— Start —

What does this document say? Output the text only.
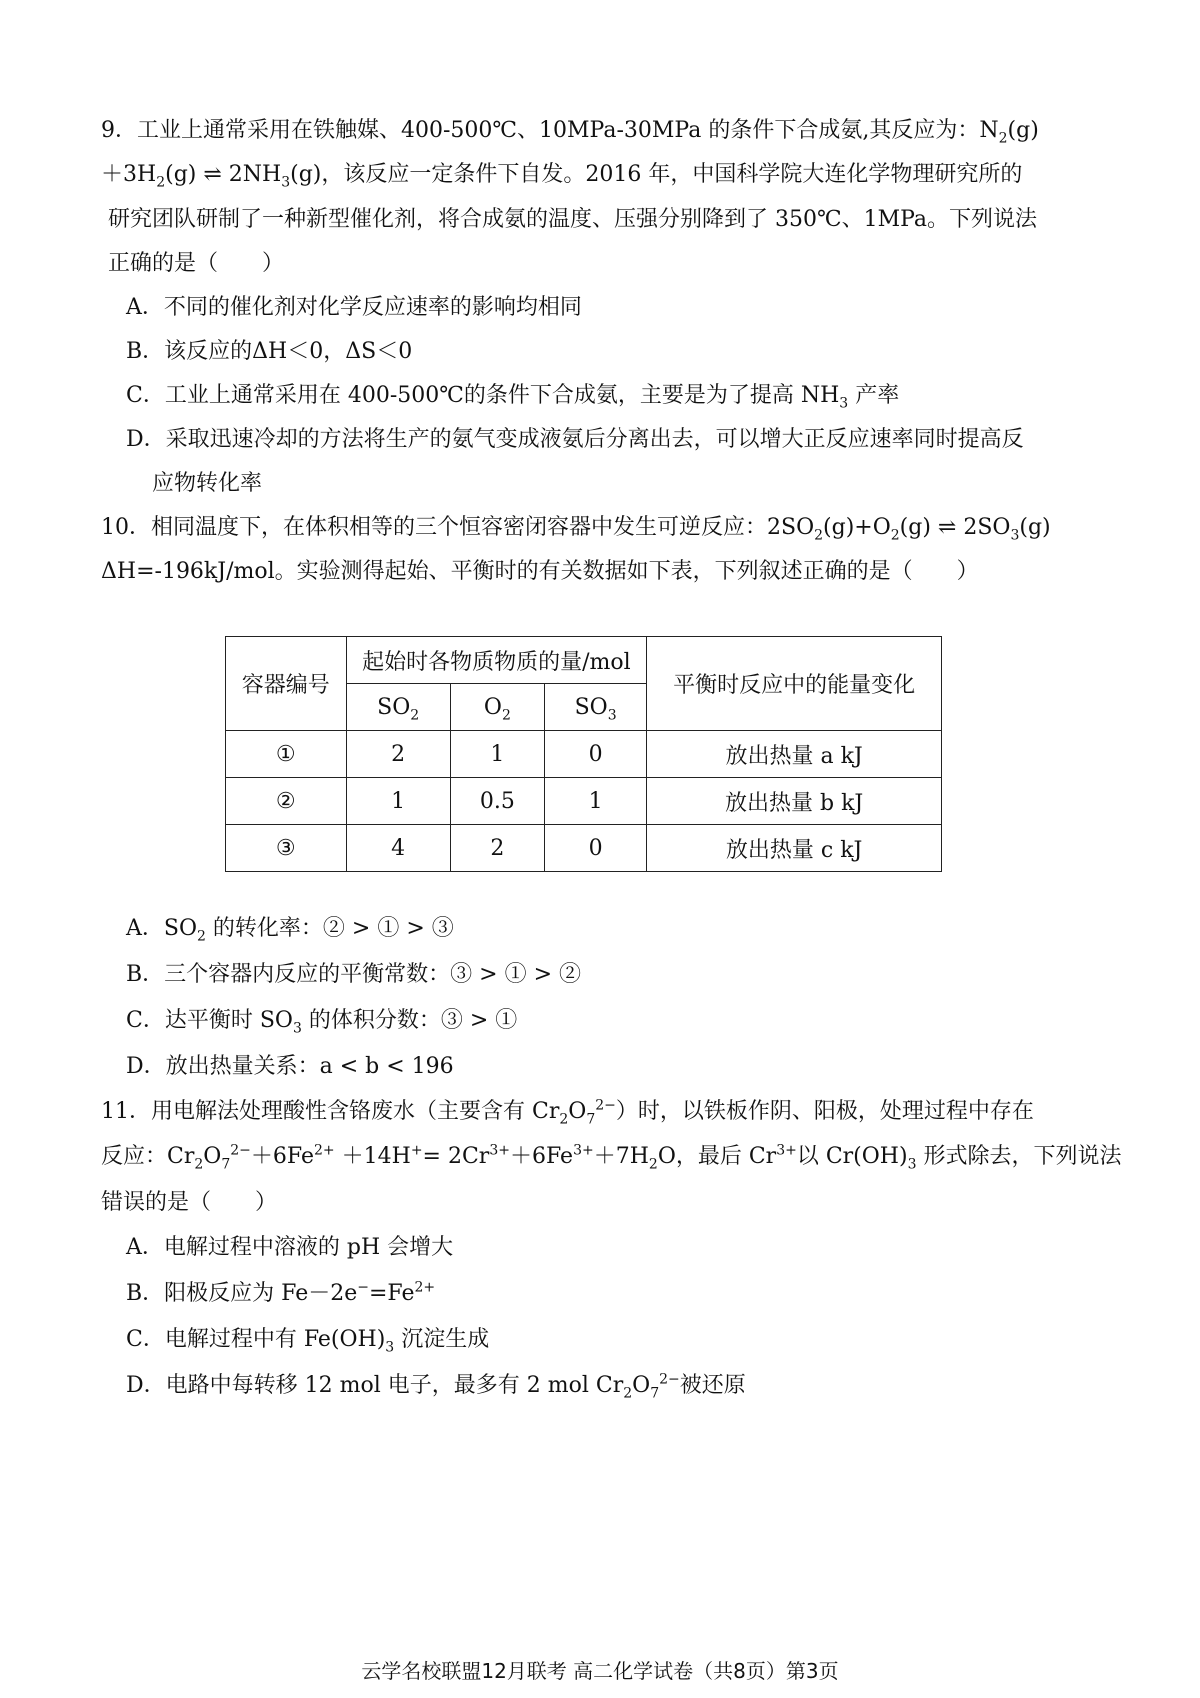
9．工业上通常采用在铁触媒、400-500℃、10MPa-30MPa 的条件下合成氨,其反应为：$N_2(g)$
$+3H_2(g)$ ⇌ $2NH_3(g)$，该反应一定条件下自发。2016 年，中国科学院大连化学物理研究所的
研究团队研制了一种新型催化剂，将合成氨的温度、压强分别降到了 350℃、1MPa。下列说法
正确的是（　　）
A．不同的催化剂对化学反应速率的影响均相同
B．该反应的ΔH＜0，ΔS＜0
C．工业上通常采用在 400-500℃的条件下合成氨，主要是为了提高 $NH_3$ 产率
D．采取迅速冷却的方法将生产的氨气变成液氨后分离出去，可以增大正反应速率同时提高反
应物转化率
10．相同温度下，在体积相等的三个恒容密闭容器中发生可逆反应：$2SO_2(g)+O_2(g)$ ⇌ $2SO_3(g)$
ΔH=-196kJ/mol。实验测得起始、平衡时的有关数据如下表，下列叙述正确的是（　　）
容器编号	起始时各物质物质的量/mol			平衡时反应中的能量变化
	$SO_2$	$O_2$	$SO_3$
①	2	1	0	放出热量 a kJ
②	1	0.5	1	放出热量 b kJ
③	4	2	0	放出热量 c kJ
A．$SO_2$ 的转化率：② > ① > ③
B．三个容器内反应的平衡常数：③ > ① > ②
C．达平衡时 $SO_3$ 的体积分数：③ > ①
D．放出热量关系：a < b < 196
11．用电解法处理酸性含铬废水（主要含有 $Cr_2O_7^{2-}$）时，以铁板作阴、阳极，处理过程中存在
反应：$Cr_2O_7^{2-}+6Fe^{2+} +14H^+= 2Cr^{3+}+6Fe^{3+}+7H_2O$，最后 $Cr^{3+}$以 $Cr(OH)_3$ 形式除去，下列说法
错误的是（　　）
A．电解过程中溶液的 pH 会增大
B．阳极反应为 $Fe-2e^-=Fe^{2+}$
C．电解过程中有 $Fe(OH)_3$ 沉淀生成
D．电路中每转移 12 mol 电子，最多有 2 mol $Cr_2O_7^{2-}$被还原
云学名校联盟12月联考 高二化学试卷（共8页）第3页
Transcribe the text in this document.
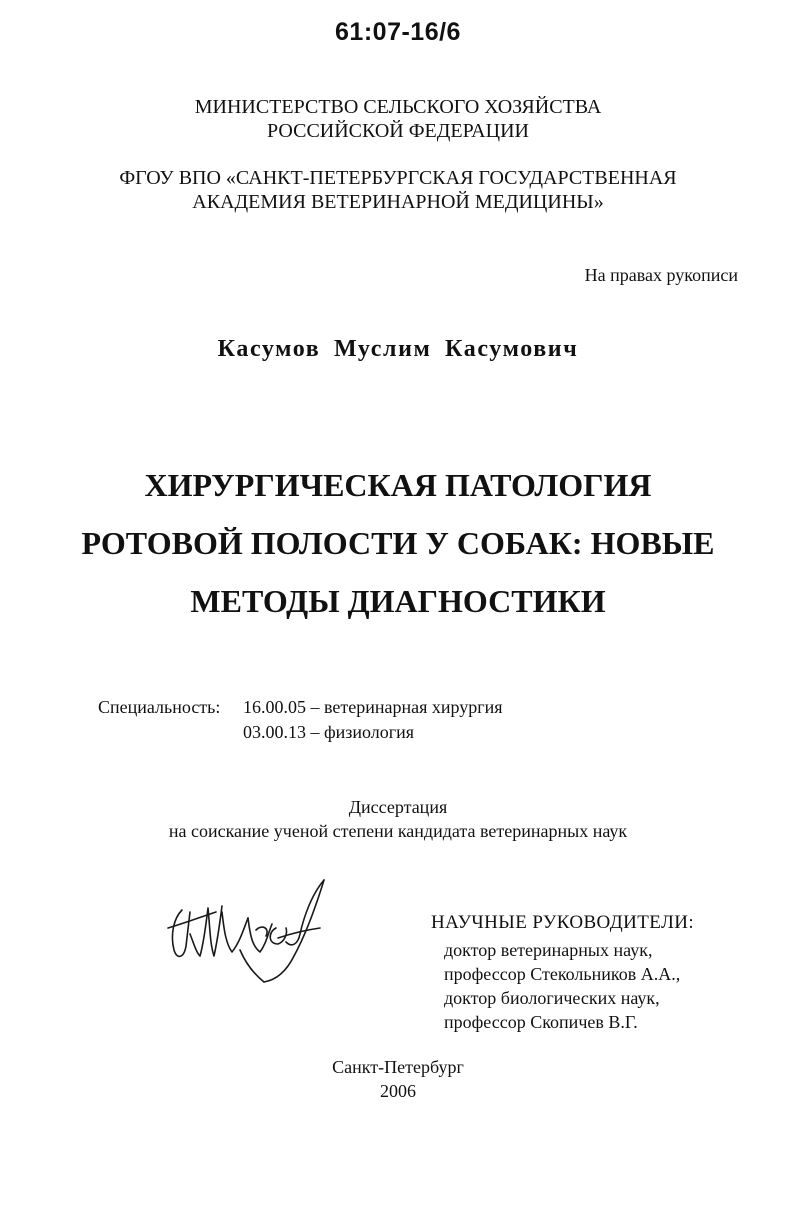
61:07-16/6
МИНИСТЕРСТВО СЕЛЬСКОГО ХОЗЯЙСТВА
РОССИЙСКОЙ ФЕДЕРАЦИИ
ФГОУ ВПО «САНКТ-ПЕТЕРБУРГСКАЯ ГОСУДАРСТВЕННАЯ
АКАДЕМИЯ ВЕТЕРИНАРНОЙ МЕДИЦИНЫ»
На правах рукописи
Касумов Муслим Касумович
ХИРУРГИЧЕСКАЯ ПАТОЛОГИЯ
РОТОВОЙ ПОЛОСТИ У СОБАК: НОВЫЕ
МЕТОДЫ ДИАГНОСТИКИ
Специальность: 16.00.05 – ветеринарная хирургия
03.00.13 – физиология
Диссертация
на соискание ученой степени кандидата ветеринарных наук
НАУЧНЫЕ РУКОВОДИТЕЛИ:
доктор ветеринарных наук,
профессор Стекольников А.А.,
доктор биологических наук,
профессор Скопичев В.Г.
Санкт-Петербург
2006
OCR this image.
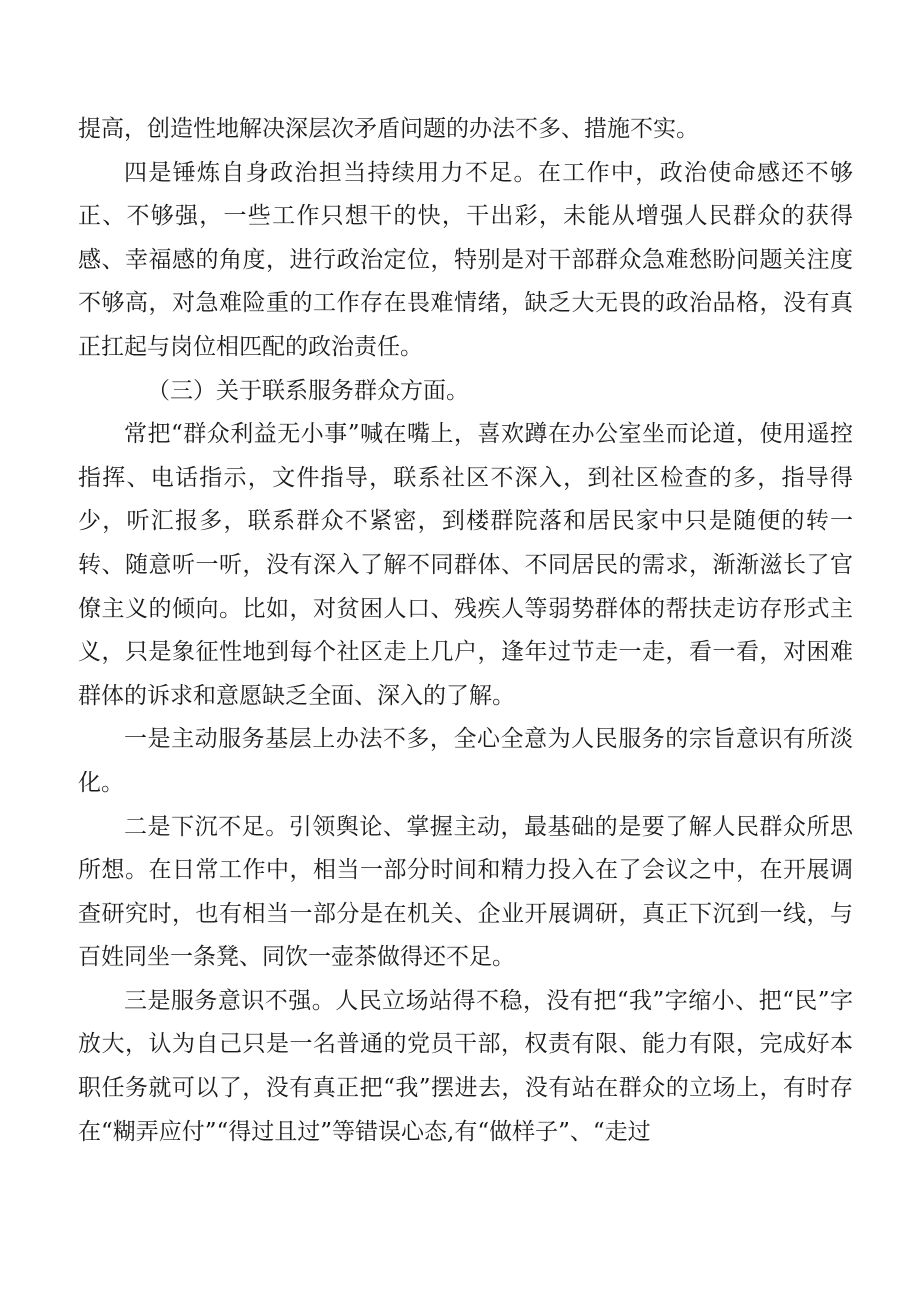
提高，创造性地解决深层次矛盾问题的办法不多、措施不实。

四是锤炼自身政治担当持续用力不足。在工作中，政治使命感还不够正、不够强，一些工作只想干的快，干出彩，未能从增强人民群众的获得感、幸福感的角度，进行政治定位，特别是对干部群众急难愁盼问题关注度不够高，对急难险重的工作存在畏难情绪，缺乏大无畏的政治品格，没有真正扛起与岗位相匹配的政治责任。

（三）关于联系服务群众方面。

常把“群众利益无小事”喊在嘴上，喜欢蹲在办公室坐而论道，使用遥控指挥、电话指示，文件指导，联系社区不深入，到社区检查的多，指导得少，听汇报多，联系群众不紧密，到楼群院落和居民家中只是随便的转一转、随意听一听，没有深入了解不同群体、不同居民的需求，渐渐滋长了官僚主义的倾向。比如，对贫困人口、残疾人等弱势群体的帮扶走访存形式主义，只是象征性地到每个社区走上几户，逢年过节走一走，看一看，对困难群体的诉求和意愿缺乏全面、深入的了解。

一是主动服务基层上办法不多，全心全意为人民服务的宗旨意识有所淡化。

二是下沉不足。引领舆论、掌握主动，最基础的是要了解人民群众所思所想。在日常工作中，相当一部分时间和精力投入在了会议之中，在开展调查研究时，也有相当一部分是在机关、企业开展调研，真正下沉到一线，与百姓同坐一条凳、同饮一壶茶做得还不足。

三是服务意识不强。人民立场站得不稳，没有把“我”字缩小、把“民”字放大，认为自己只是一名普通的党员干部，权责有限、能力有限，完成好本职任务就可以了，没有真正把“我”摆进去，没有站在群众的立场上，有时存在“糊弄应付”“得过且过”等错误心态,有“做样子”、“走过
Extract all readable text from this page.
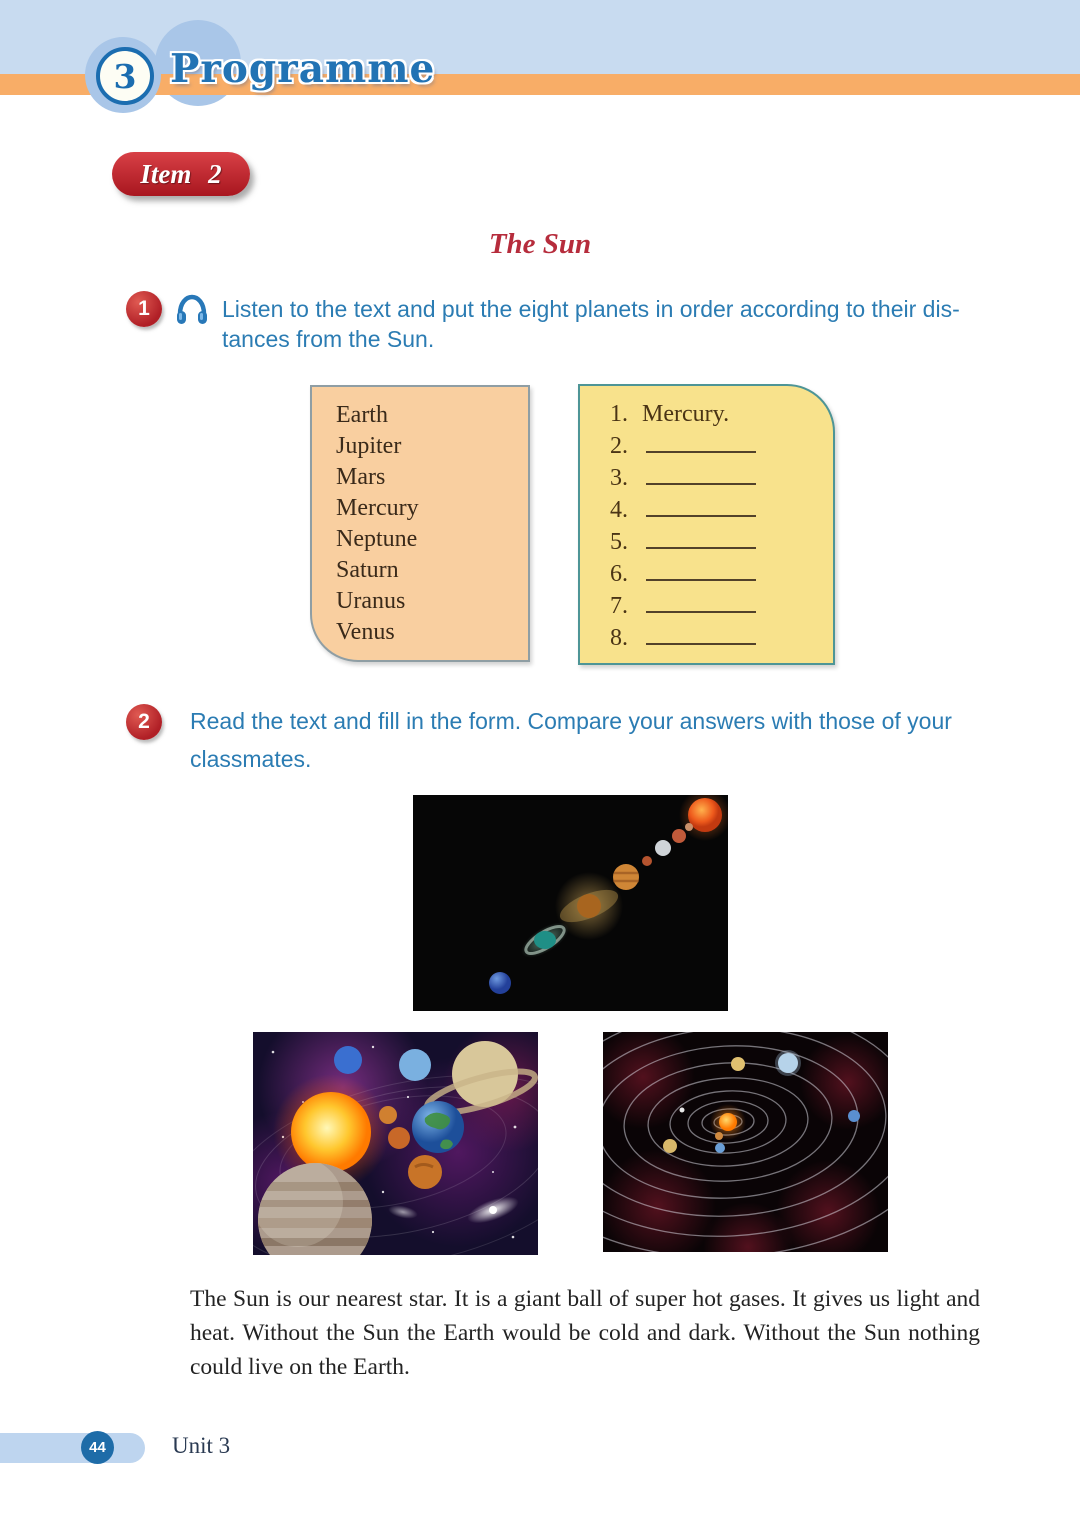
3 Programme
Item 2
The Sun
1	Listen to the text and put the eight planets in order according to their dis-
tances from the Sun.
Earth
Jupiter
Mars
Mercury
Neptune
Saturn
Uranus
Venus
1. Mercury.
2.
3.
4.
5.
6.
7.
8.
2	Read the text and fill in the form. Compare your answers with those of your
classmates.
The Sun is our nearest star. It is a giant ball of super hot gases. It gives us light and heat. Without the Sun the Earth would be cold and dark. Without the Sun nothing could live on the Earth.
44	Unit 3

— End —

- STATED PROBLEM
Write out exactly the lines from the one that contains "OCR this image." through the last line of the data above, both included. Leave every picture out.

- COMPLETE RESPONSE
OCR this image.
提高，创造性地解决深层次矛盾问题的办法不多、措施不实。

四是锤炼自身政治担当持续用力不足。在工作中，政治使命感还不够正、不够强，一些工作只想干的快，干出彩，未能从增强人民群众的获得感、幸福感的角度，进行政治定位，特别是对干部群众急难愁盼问题关注度不够高，对急难险重的工作存在畏难情绪，缺乏大无畏的政治品格，没有真正扛起与岗位相匹配的政治责任。

（三）关于联系服务群众方面。

常把“群众利益无小事”喊在嘴上，喜欢蹲在办公室坐而论道，使用遥控指挥、电话指示，文件指导，联系社区不深入，到社区检查的多，指导得少，听汇报多，联系群众不紧密，到楼群院落和居民家中只是随便的转一转、随意听一听，没有深入了解不同群体、不同居民的需求，渐渐滋长了官僚主义的倾向。比如，对贫困人口、残疾人等弱势群体的帮扶走访存形式主义，只是象征性地到每个社区走上几户，逢年过节走一走，看一看，对困难群体的诉求和意愿缺乏全面、深入的了解。

一是主动服务基层上办法不多，全心全意为人民服务的宗旨意识有所淡化。

二是下沉不足。引领舆论、掌握主动，最基础的是要了解人民群众所思所想。在日常工作中，相当一部分时间和精力投入在了会议之中，在开展调查研究时，也有相当一部分是在机关、企业开展调研，真正下沉到一线，与百姓同坐一条凳、同饮一壶茶做得还不足。

三是服务意识不强。人民立场站得不稳，没有把“我”字缩小、把“民”字放大，认为自己只是一名普通的党员干部，权责有限、能力有限，完成好本职任务就可以了，没有真正把“我”摆进去，没有站在群众的立场上，有时存在“糊弄应付”“得过且过”等错误心态,有“做样子”、“走过
Extract all readable text from this page.
3 Programme
Item 2
The Sun
1	Listen to the text and put the eight planets in order according to their dis-
tances from the Sun.
Earth
Jupiter
Mars
Mercury
Neptune
Saturn
Uranus
Venus
1. Mercury.
2.
3.
4.
5.
6.
7.
8.
2	Read the text and fill in the form. Compare your answers with those of your
classmates.
The Sun is our nearest star. It is a giant ball of super hot gases. It gives us light and heat. Without the Sun the Earth would be cold and dark. Without the Sun nothing could live on the Earth.
44	Unit 3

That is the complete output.